■ JOB
Without including any pictures, copy each entry below exactly.

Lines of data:
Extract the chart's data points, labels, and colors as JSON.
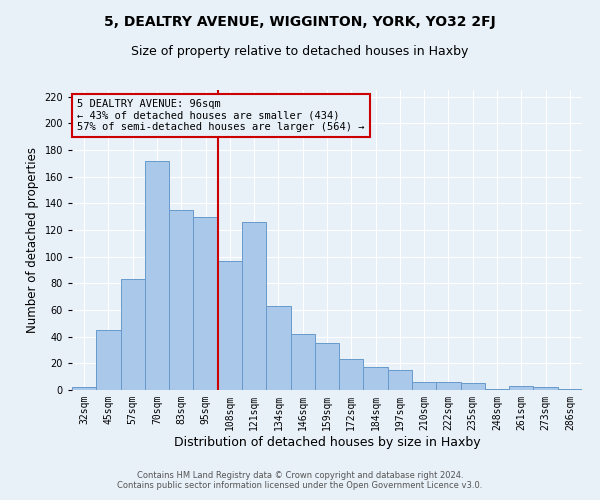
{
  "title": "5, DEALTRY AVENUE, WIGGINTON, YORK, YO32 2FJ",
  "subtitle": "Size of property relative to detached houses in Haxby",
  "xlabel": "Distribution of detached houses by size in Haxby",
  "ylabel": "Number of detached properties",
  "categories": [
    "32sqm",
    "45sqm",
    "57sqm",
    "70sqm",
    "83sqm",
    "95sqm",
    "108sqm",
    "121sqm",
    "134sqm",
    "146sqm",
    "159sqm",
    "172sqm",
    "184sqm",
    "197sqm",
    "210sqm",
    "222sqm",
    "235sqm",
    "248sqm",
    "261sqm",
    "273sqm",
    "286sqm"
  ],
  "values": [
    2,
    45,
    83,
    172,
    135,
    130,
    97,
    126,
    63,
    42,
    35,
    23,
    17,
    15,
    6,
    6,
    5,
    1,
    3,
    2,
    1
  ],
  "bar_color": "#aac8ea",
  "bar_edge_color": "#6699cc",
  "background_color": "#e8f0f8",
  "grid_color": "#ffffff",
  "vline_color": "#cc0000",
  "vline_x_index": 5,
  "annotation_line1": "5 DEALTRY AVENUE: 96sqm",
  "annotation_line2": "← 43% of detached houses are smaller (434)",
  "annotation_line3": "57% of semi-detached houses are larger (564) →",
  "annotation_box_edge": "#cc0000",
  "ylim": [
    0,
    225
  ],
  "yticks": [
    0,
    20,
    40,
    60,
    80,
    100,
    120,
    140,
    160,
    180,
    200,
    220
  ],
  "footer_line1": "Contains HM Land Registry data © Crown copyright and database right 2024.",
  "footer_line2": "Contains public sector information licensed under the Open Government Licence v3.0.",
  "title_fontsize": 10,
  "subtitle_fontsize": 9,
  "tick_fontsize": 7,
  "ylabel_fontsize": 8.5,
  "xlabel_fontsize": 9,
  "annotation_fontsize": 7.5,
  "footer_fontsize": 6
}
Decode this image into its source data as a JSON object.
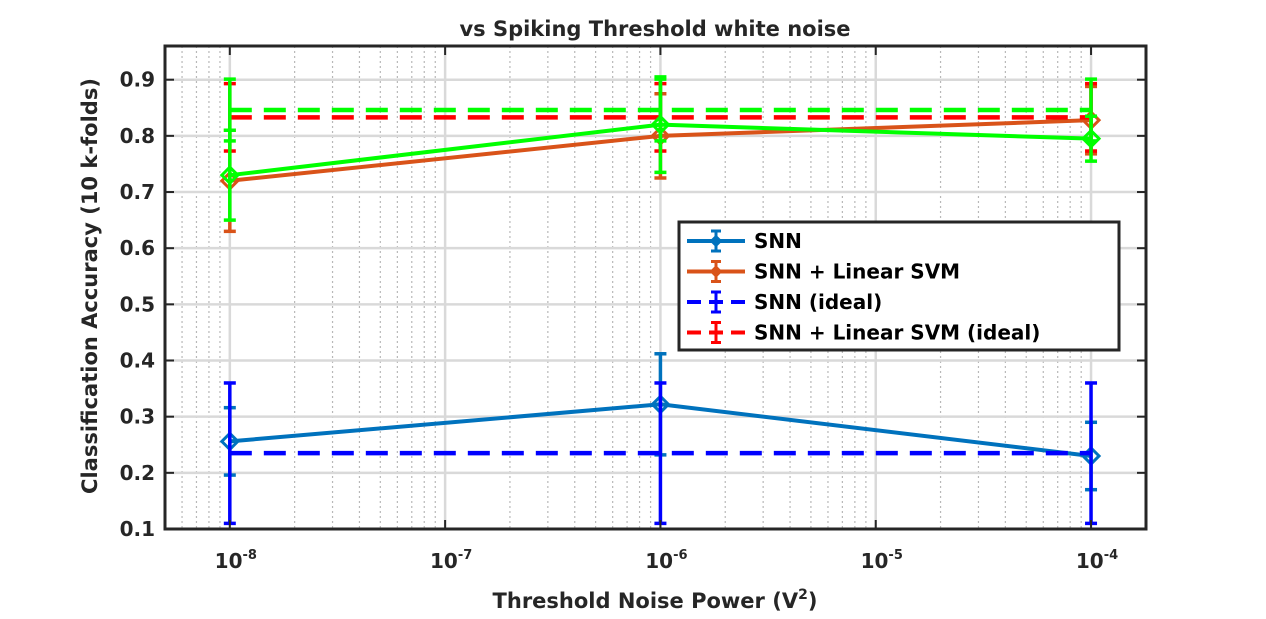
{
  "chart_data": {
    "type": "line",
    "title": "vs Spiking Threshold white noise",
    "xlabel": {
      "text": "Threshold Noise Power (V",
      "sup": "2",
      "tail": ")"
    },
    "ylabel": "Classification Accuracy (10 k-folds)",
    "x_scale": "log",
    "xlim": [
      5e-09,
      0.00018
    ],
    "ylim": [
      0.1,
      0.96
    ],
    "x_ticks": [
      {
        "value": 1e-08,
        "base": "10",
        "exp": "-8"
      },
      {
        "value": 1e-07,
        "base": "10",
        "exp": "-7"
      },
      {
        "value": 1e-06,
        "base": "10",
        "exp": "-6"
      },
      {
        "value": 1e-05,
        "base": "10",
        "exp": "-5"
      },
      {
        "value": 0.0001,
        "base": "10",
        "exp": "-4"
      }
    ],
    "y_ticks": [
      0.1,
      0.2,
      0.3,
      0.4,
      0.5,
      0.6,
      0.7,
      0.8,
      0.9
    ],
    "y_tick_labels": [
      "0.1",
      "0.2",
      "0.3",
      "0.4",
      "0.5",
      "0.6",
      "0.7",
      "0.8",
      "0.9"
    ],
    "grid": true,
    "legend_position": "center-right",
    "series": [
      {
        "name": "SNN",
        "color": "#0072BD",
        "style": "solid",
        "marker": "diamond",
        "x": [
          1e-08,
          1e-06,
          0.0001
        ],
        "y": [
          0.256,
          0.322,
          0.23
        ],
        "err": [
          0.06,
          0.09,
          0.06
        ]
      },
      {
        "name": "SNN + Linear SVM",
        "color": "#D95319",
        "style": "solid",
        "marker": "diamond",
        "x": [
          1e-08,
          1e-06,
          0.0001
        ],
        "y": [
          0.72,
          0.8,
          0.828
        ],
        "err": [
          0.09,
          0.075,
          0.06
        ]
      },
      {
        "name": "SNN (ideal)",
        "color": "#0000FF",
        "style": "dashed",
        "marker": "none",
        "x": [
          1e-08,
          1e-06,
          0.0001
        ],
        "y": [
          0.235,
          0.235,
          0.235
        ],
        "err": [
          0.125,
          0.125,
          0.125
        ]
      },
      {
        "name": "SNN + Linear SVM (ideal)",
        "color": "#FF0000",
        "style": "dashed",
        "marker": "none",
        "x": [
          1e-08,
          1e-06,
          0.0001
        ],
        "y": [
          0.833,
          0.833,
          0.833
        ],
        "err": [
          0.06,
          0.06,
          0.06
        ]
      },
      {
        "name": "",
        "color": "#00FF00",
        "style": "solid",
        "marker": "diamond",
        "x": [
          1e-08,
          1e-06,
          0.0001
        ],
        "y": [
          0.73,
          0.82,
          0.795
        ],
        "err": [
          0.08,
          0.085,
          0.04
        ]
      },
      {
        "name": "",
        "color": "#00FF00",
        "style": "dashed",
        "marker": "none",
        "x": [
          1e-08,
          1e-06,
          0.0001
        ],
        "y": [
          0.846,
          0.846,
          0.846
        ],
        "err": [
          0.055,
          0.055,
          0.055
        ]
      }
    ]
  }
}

■ ANSWER
Extract the chart's data points, labels, and colors as JSON.
{
  "title": "5, DEALTRY AVENUE, WIGGINTON, YORK, YO32 2FJ",
  "subtitle": "Size of property relative to detached houses in Haxby",
  "xlabel": "Distribution of detached houses by size in Haxby",
  "ylabel": "Number of detached properties",
  "categories": [
    "32sqm",
    "45sqm",
    "57sqm",
    "70sqm",
    "83sqm",
    "95sqm",
    "108sqm",
    "121sqm",
    "134sqm",
    "146sqm",
    "159sqm",
    "172sqm",
    "184sqm",
    "197sqm",
    "210sqm",
    "222sqm",
    "235sqm",
    "248sqm",
    "261sqm",
    "273sqm",
    "286sqm"
  ],
  "values": [
    2,
    45,
    83,
    172,
    135,
    130,
    97,
    126,
    63,
    42,
    35,
    23,
    17,
    15,
    6,
    6,
    5,
    1,
    3,
    2,
    1
  ],
  "bar_color": "#aac8ea",
  "bar_edge_color": "#6699cc",
  "background_color": "#e8f0f8",
  "grid_color": "#ffffff",
  "vline_color": "#cc0000",
  "vline_x_index": 5,
  "annotation_line1": "5 DEALTRY AVENUE: 96sqm",
  "annotation_line2": "← 43% of detached houses are smaller (434)",
  "annotation_line3": "57% of semi-detached houses are larger (564) →",
  "annotation_box_edge": "#cc0000",
  "ylim": [
    0,
    225
  ],
  "yticks": [
    0,
    20,
    40,
    60,
    80,
    100,
    120,
    140,
    160,
    180,
    200,
    220
  ],
  "footer_line1": "Contains HM Land Registry data © Crown copyright and database right 2024.",
  "footer_line2": "Contains public sector information licensed under the Open Government Licence v3.0.",
  "title_fontsize": 10,
  "subtitle_fontsize": 9,
  "tick_fontsize": 7,
  "ylabel_fontsize": 8.5,
  "xlabel_fontsize": 9,
  "annotation_fontsize": 7.5,
  "footer_fontsize": 6
}
Decode this image into its source data as a JSON object.
{
  "chart_data": {
    "type": "line",
    "title": "vs Spiking Threshold white noise",
    "xlabel": {
      "text": "Threshold Noise Power (V",
      "sup": "2",
      "tail": ")"
    },
    "ylabel": "Classification Accuracy (10 k-folds)",
    "x_scale": "log",
    "xlim": [
      5e-09,
      0.00018
    ],
    "ylim": [
      0.1,
      0.96
    ],
    "x_ticks": [
      {
        "value": 1e-08,
        "base": "10",
        "exp": "-8"
      },
      {
        "value": 1e-07,
        "base": "10",
        "exp": "-7"
      },
      {
        "value": 1e-06,
        "base": "10",
        "exp": "-6"
      },
      {
        "value": 1e-05,
        "base": "10",
        "exp": "-5"
      },
      {
        "value": 0.0001,
        "base": "10",
        "exp": "-4"
      }
    ],
    "y_ticks": [
      0.1,
      0.2,
      0.3,
      0.4,
      0.5,
      0.6,
      0.7,
      0.8,
      0.9
    ],
    "y_tick_labels": [
      "0.1",
      "0.2",
      "0.3",
      "0.4",
      "0.5",
      "0.6",
      "0.7",
      "0.8",
      "0.9"
    ],
    "grid": true,
    "legend_position": "center-right",
    "series": [
      {
        "name": "SNN",
        "color": "#0072BD",
        "style": "solid",
        "marker": "diamond",
        "x": [
          1e-08,
          1e-06,
          0.0001
        ],
        "y": [
          0.256,
          0.322,
          0.23
        ],
        "err": [
          0.06,
          0.09,
          0.06
        ]
      },
      {
        "name": "SNN + Linear SVM",
        "color": "#D95319",
        "style": "solid",
        "marker": "diamond",
        "x": [
          1e-08,
          1e-06,
          0.0001
        ],
        "y": [
          0.72,
          0.8,
          0.828
        ],
        "err": [
          0.09,
          0.075,
          0.06
        ]
      },
      {
        "name": "SNN (ideal)",
        "color": "#0000FF",
        "style": "dashed",
        "marker": "none",
        "x": [
          1e-08,
          1e-06,
          0.0001
        ],
        "y": [
          0.235,
          0.235,
          0.235
        ],
        "err": [
          0.125,
          0.125,
          0.125
        ]
      },
      {
        "name": "SNN + Linear SVM (ideal)",
        "color": "#FF0000",
        "style": "dashed",
        "marker": "none",
        "x": [
          1e-08,
          1e-06,
          0.0001
        ],
        "y": [
          0.833,
          0.833,
          0.833
        ],
        "err": [
          0.06,
          0.06,
          0.06
        ]
      },
      {
        "name": "",
        "color": "#00FF00",
        "style": "solid",
        "marker": "diamond",
        "x": [
          1e-08,
          1e-06,
          0.0001
        ],
        "y": [
          0.73,
          0.82,
          0.795
        ],
        "err": [
          0.08,
          0.085,
          0.04
        ]
      },
      {
        "name": "",
        "color": "#00FF00",
        "style": "dashed",
        "marker": "none",
        "x": [
          1e-08,
          1e-06,
          0.0001
        ],
        "y": [
          0.846,
          0.846,
          0.846
        ],
        "err": [
          0.055,
          0.055,
          0.055
        ]
      }
    ]
  }
}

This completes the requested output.